Extract and list every line that contains the word "people".

▸ **Stored data entries**
+===+

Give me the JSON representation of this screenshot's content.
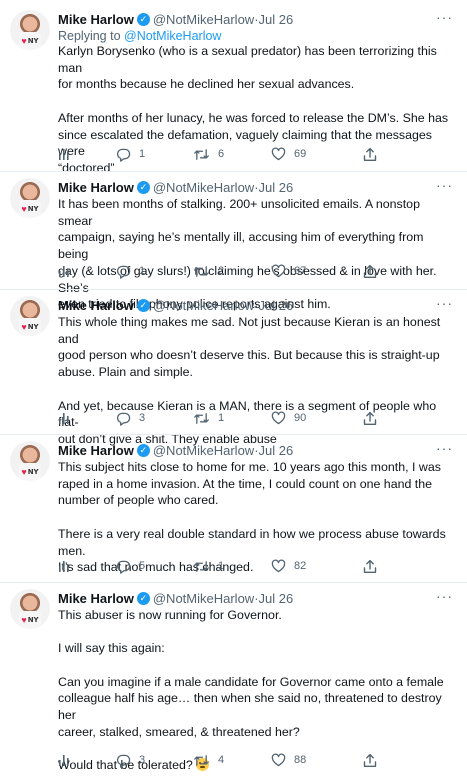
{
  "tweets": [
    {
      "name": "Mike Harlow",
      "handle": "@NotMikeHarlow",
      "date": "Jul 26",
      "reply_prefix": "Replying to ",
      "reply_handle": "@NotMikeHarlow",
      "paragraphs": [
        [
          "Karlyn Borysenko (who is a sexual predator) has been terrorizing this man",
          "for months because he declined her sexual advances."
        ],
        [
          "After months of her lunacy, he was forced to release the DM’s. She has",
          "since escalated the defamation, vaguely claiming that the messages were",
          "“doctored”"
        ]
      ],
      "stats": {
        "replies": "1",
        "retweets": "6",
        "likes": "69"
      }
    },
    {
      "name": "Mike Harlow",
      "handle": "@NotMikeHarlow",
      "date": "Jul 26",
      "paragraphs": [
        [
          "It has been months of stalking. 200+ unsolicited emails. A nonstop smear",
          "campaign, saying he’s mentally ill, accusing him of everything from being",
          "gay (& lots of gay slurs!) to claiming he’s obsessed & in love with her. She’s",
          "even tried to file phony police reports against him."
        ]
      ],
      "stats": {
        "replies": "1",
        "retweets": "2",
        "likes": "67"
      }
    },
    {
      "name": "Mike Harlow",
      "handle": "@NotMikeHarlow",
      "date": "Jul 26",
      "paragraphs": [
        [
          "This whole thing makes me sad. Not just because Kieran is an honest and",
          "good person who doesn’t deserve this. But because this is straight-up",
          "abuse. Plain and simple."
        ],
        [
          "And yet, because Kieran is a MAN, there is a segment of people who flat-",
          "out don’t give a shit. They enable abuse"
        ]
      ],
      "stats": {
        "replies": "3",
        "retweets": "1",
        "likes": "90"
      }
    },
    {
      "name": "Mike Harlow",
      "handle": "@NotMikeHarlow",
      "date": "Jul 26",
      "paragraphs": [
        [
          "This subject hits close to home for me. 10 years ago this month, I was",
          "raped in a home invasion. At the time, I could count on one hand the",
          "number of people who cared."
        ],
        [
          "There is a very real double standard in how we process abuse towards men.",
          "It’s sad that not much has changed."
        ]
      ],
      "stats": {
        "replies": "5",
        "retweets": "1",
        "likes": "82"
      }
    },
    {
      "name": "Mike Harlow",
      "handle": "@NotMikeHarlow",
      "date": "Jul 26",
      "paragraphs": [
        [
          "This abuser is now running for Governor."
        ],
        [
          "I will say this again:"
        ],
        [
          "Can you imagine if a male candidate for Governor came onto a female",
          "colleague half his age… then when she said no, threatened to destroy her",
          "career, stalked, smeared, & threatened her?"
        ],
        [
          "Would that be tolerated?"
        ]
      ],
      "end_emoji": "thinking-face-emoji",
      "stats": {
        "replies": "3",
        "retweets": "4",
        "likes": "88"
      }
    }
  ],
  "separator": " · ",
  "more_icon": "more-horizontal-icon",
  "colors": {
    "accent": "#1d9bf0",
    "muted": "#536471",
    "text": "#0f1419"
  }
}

+===+

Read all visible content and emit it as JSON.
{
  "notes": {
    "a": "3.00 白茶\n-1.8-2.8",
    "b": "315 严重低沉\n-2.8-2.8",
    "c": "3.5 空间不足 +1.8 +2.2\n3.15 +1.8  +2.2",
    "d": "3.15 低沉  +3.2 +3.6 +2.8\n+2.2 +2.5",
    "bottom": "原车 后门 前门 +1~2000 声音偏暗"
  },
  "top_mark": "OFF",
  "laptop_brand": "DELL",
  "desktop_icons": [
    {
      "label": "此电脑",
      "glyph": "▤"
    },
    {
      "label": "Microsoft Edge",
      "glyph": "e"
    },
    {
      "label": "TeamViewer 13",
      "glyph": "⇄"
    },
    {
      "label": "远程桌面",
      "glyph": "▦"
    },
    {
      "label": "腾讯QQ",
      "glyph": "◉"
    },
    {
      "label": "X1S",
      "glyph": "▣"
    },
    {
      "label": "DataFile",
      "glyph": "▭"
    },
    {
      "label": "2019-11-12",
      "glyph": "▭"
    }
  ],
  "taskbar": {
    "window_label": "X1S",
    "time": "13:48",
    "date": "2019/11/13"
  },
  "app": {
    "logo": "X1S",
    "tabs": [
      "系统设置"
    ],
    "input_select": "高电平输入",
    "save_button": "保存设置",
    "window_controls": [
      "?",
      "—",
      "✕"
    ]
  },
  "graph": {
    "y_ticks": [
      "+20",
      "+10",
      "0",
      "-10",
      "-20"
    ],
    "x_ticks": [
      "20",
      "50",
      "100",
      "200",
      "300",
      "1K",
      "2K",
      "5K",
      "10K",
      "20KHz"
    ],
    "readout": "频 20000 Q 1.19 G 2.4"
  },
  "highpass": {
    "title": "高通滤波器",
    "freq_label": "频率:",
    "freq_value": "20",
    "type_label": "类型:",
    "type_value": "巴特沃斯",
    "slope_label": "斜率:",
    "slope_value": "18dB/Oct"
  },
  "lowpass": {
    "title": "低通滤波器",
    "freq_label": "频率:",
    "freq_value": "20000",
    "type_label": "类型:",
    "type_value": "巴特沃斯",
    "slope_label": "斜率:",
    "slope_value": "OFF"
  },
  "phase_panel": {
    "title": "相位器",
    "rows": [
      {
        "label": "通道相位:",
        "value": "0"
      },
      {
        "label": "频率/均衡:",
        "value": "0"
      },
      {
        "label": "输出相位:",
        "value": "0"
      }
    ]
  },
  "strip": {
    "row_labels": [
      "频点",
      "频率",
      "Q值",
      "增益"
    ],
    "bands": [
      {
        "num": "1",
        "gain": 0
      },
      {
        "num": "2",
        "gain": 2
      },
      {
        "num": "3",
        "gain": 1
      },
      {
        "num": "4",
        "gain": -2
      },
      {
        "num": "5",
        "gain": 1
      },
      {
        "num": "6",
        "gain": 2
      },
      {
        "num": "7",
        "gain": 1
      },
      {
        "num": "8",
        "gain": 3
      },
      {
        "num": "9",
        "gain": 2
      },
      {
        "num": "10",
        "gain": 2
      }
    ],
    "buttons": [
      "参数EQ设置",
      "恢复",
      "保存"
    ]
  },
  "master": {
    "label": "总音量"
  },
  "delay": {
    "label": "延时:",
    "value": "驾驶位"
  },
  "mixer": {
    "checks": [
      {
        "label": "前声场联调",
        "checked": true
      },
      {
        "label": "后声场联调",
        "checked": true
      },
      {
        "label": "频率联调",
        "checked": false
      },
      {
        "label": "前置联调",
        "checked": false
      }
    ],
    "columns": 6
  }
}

+===+

▸ **Reply to the task**
          "And yet, because Kieran is a MAN, there is a segment of people who flat-",
          "number of people who cared."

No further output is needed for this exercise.